Una conjunción de solistas como pocas veces puede verse sobre un escenario unieron fuerzas con la estratosférica orquesta alemana para ofrecer unas versiones tan apabullantes como repletas de hermosura, en uno de los alegatos «bachianos» más inmensos que se recuerdan sobre las tablas del Auditorio Nacional.
Por Mario Guada | @elcriticorn
Madrid. 02-III-2020. Auditorio Nacional de Música. Centro Nacional de Difusión Musical [Universo Barroco]. Obras de Johann Sebastian Bach y Carl Philipp Emanuel Bach. Isabelle Faust [violín barroco] • Xenia Löffler [oboe barroco] • Akademie für Alte Musik | Bernhard Forck [violín barroco y concertino].
Él, que tenía el más profundo conocimiento de todos los artes contrapuntos (e incluso ardides), supo cómo subordinar el arte a la belleza.
Carl Philipp Emanuel Bach [atribuida].
No mucho se ve y escucha a las grandes orquestas historicistas alemanas por estos lares. Menos, a buen seguro, de que lo merecen por calidad y en comparación con otros conjuntos que quizá visitan nuestros escenarios en exceso. Y de entre todas ellas, quizá la Akademie für Alte Musik Berlin [Akamus] es la más excelsa de cuantas el país germánico ha regalado a los amantes del repertorio de los siglos XVII y XVIII con instrumentos de época y criterios historicistas. Es difícilmente, no solo superable, sino tan siquiera igualable, el nivel que esta agrupación alcanza y que fue plasmado de forma excepcional en el Auditorio Nacional, en un nuevo concierto del exitoso ciclo Universo Barroco del Centro Nacional de Difusión Musical [CNDM]. En repertorio uno de sus fetiches, Johann Sebastian Bach (1685-1750), con una leve aparición de uno de sus hijos más destacados, Carl Philipp Emanuel (1714-1788). La mera presencia de Akamus sobre el escenario ya es motivo de regocijo, pero si además se unen a dos solistas de auténtico relumbrón, como son la violinista Isabelle Faust y la oboísta Xenia Löffler, la cosa se presenta ya más que interesante.

..............................

• **Enunciado del ejercicio a**:
Indica si cada afirmación concuerda con la reseña del concierto y responde sí o no, citando literalmente las palabras de la reseña que lo deciden: (i) la oboísta solista del concierto fue Xenia Löffler; (ii) el concierto formó parte del ciclo Universo Barroco del Centro Nacional de Difusión Musical; (iii) las grandes orquestas historicistas alemanas se ven y escuchan con frecuencia por estos lares.
La reseña y las entradas son materiales independientes entre sí.

• **Entrada del ejercicio**:
..............................

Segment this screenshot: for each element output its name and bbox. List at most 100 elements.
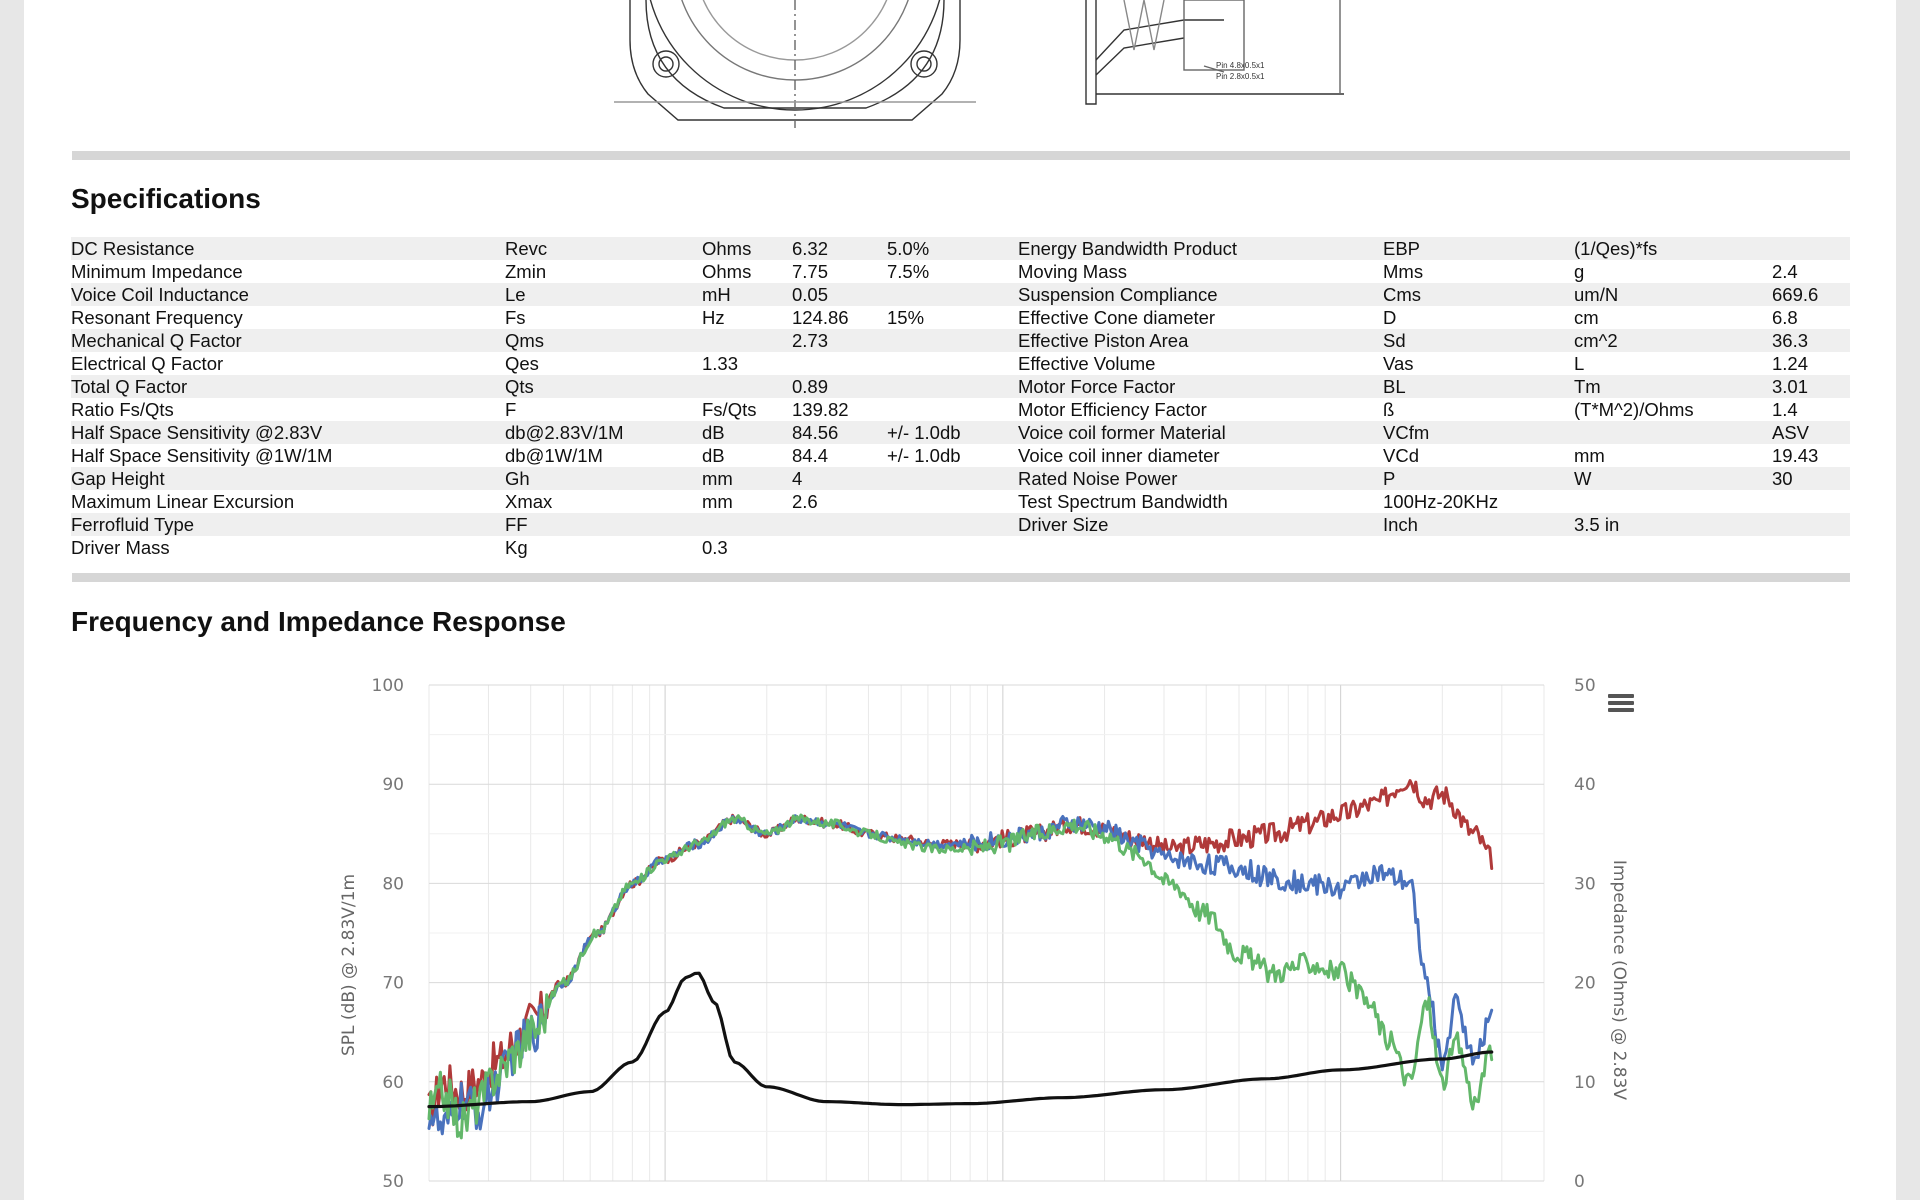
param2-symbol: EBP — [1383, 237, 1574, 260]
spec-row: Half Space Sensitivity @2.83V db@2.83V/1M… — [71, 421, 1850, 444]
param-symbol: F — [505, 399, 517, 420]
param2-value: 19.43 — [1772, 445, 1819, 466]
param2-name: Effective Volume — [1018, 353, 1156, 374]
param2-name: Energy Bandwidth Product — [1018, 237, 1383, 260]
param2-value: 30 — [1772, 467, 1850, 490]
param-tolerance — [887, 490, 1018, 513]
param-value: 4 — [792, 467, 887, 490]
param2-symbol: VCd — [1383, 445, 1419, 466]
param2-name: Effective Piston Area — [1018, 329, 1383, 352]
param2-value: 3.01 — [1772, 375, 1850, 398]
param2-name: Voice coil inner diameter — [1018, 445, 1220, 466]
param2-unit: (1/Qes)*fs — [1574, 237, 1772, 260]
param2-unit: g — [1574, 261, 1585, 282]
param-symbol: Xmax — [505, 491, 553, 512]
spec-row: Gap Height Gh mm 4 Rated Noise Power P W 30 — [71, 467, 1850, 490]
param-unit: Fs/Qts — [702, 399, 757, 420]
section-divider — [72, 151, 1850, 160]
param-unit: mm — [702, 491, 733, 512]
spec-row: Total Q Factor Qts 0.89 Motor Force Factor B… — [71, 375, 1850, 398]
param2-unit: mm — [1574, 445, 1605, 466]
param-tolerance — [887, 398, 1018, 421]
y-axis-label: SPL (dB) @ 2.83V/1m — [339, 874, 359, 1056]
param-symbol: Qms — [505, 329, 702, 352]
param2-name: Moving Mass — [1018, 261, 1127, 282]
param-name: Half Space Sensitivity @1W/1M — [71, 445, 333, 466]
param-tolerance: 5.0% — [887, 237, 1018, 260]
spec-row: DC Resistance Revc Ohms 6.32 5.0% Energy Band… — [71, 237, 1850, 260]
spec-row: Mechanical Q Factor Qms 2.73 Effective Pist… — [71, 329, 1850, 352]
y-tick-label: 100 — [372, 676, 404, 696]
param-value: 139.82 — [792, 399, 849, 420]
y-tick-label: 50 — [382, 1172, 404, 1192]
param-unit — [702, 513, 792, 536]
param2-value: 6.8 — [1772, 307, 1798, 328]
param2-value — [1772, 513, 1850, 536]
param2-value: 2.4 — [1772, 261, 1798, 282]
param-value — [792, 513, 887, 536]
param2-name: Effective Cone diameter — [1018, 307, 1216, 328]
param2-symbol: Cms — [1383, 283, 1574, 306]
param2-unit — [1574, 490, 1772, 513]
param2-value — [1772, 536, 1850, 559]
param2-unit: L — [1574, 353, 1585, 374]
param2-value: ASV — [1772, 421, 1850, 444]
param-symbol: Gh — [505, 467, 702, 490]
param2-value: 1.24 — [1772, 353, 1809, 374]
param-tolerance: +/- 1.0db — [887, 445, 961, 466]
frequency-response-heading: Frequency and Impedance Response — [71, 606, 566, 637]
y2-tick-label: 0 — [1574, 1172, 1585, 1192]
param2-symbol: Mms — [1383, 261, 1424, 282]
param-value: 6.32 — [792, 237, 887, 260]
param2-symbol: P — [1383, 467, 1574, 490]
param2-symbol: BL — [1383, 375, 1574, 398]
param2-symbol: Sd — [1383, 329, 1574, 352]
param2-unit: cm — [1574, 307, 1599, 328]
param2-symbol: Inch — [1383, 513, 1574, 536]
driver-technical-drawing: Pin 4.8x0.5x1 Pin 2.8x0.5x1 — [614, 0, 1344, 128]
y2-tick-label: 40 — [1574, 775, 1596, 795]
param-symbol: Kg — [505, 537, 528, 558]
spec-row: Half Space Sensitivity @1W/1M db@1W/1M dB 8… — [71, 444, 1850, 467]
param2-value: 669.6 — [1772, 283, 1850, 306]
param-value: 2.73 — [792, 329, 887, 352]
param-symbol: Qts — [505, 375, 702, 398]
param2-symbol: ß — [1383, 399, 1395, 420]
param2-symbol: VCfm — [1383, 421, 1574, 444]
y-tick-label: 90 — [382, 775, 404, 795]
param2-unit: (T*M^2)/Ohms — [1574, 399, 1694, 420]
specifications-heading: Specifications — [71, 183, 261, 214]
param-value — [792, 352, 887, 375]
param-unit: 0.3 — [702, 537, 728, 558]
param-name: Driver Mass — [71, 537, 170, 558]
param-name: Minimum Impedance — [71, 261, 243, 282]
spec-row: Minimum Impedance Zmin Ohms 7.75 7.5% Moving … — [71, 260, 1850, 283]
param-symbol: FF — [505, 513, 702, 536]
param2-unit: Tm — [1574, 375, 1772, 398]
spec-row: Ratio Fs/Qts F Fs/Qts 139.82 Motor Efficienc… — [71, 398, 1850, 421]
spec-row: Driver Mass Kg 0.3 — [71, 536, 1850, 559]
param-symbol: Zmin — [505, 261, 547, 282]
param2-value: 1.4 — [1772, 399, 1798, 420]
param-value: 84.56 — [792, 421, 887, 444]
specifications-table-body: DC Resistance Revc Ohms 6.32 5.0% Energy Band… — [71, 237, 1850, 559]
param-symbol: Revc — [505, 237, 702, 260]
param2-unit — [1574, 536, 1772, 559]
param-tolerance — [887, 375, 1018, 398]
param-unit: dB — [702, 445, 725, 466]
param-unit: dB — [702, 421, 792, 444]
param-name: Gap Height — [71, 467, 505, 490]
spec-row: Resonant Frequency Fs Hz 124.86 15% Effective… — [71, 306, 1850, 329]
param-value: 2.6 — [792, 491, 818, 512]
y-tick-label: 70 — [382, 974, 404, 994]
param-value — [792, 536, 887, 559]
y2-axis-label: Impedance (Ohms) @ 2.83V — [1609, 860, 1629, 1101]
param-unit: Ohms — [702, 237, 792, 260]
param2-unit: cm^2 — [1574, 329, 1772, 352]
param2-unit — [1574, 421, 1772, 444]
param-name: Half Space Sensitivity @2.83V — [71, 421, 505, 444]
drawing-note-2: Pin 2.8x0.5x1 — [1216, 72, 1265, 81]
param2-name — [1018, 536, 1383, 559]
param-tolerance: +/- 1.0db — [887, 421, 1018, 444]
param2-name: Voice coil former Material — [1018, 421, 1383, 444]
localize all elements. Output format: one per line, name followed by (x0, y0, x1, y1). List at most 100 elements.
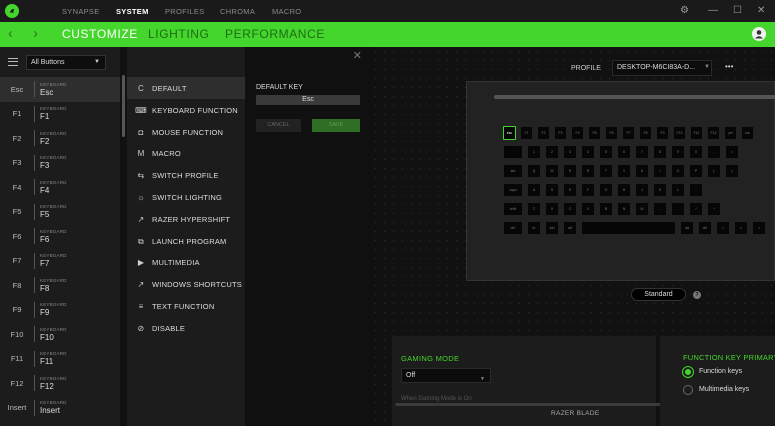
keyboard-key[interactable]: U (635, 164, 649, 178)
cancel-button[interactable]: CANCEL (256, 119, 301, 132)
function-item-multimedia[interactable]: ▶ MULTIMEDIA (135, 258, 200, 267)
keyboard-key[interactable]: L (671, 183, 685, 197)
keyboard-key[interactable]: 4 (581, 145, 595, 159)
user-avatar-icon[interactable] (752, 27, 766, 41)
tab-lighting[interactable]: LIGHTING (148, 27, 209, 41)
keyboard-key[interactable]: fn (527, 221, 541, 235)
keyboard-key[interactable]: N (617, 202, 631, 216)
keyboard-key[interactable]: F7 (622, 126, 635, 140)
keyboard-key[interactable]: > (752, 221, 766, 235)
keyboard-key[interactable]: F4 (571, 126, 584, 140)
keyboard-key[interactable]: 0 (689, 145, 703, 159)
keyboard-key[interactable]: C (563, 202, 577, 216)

..............................

• **Enunciado del ejercicio b**:
Dispón en una tabla Markdown con las columnas «Fila» y «Línea» las líneas de las entradas que empiezan en la que contiene "param2-symbol: EBP — [1383, 237, 1574, 260]" y terminan después de la que contiene "spec-row: Mechanical Q". Numera cada fila y omite las líneas en blanco.

• **Respuesta completa a**:
(i) Sí: «la oboísta Xenia Löffler».
(ii) Sí: «en un nuevo concierto del exitoso ciclo Universo Barroco del Centro Nacional de Difusión Musical [CNDM]».
(iii) No: «No mucho se ve y escucha a las grandes orquestas historicistas alemanas por estos lares.»

• **Respuesta completa b**:
| Fila | Línea |
|---|---|
| 1 | param2-symbol: EBP — [1383, 237, 1574, 260] |
| 2 | spec-row: Half Space Sensitivity @2.83V db@2.83V/1M… — [71, 421, 1850, 444] |
| 3 | param-symbol: F — [505, 399, 517, 420] |
| 4 | param2-value: 19.43 — [1772, 445, 1819, 466] |
| 5 | param2-name: Effective Volume — [1018, 353, 1156, 374] |
| 6 | param2-name: Energy Bandwidth Product — [1018, 237, 1383, 260] |
| 7 | param2-value: 30 — [1772, 467, 1850, 490] |
| 8 | param-tolerance — [887, 490, 1018, 513] |
| 9 | param-value: 4 — [792, 467, 887, 490] |
| 10 | param2-symbol: VCd — [1383, 445, 1419, 466] |
| 11 | param2-name: Effective Piston Area — [1018, 329, 1383, 352] |
| 12 | param2-value: 3.01 — [1772, 375, 1850, 398] |
| 13 | param2-name: Voice coil inner diameter — [1018, 445, 1220, 466] |
| 14 | param2-unit: (1/Qes)*fs — [1574, 237, 1772, 260] |
| 15 | param2-unit: g — [1574, 261, 1585, 282] |
| 16 | param-symbol: Xmax — [505, 491, 553, 512] |
| 17 | spec-row: Gap Height Gh mm 4 Rated Noise Power P W 30 — [71, 467, 1850, 490] |
| 18 | param-unit: Fs/Qts — [702, 399, 757, 420] |
| 19 | section-divider — [72, 151, 1850, 160] |
| 20 | param-unit: mm — [702, 491, 733, 512] |
| 21 | spec-row: Total Q Factor Qts 0.89 Motor Force Factor B… — [71, 375, 1850, 398] |
| 22 | param2-unit: mm — [1574, 445, 1605, 466] |
| 23 | param-tolerance — [887, 398, 1018, 421] |
| 24 | y-axis-label: SPL (dB) @ 2.83V/1m — [339, 874, 359, 1056] |
| 25 | param-symbol: Qms — [505, 329, 702, 352] |
| 26 | param2-name: Moving Mass — [1018, 261, 1127, 282] |
| 27 | param-name: Half Space Sensitivity @1W/1M — [71, 445, 333, 466] |
| 28 | param-tolerance: 5.0% — [887, 237, 1018, 260] |
| 29 | spec-row: DC Resistance Revc Ohms 6.32 5.0% Energy Band… — [71, 237, 1850, 260] |
| 30 | spec-row: Mechanical Q Factor Qms 2.73 Effective Pist… — [71, 329, 1850, 352] |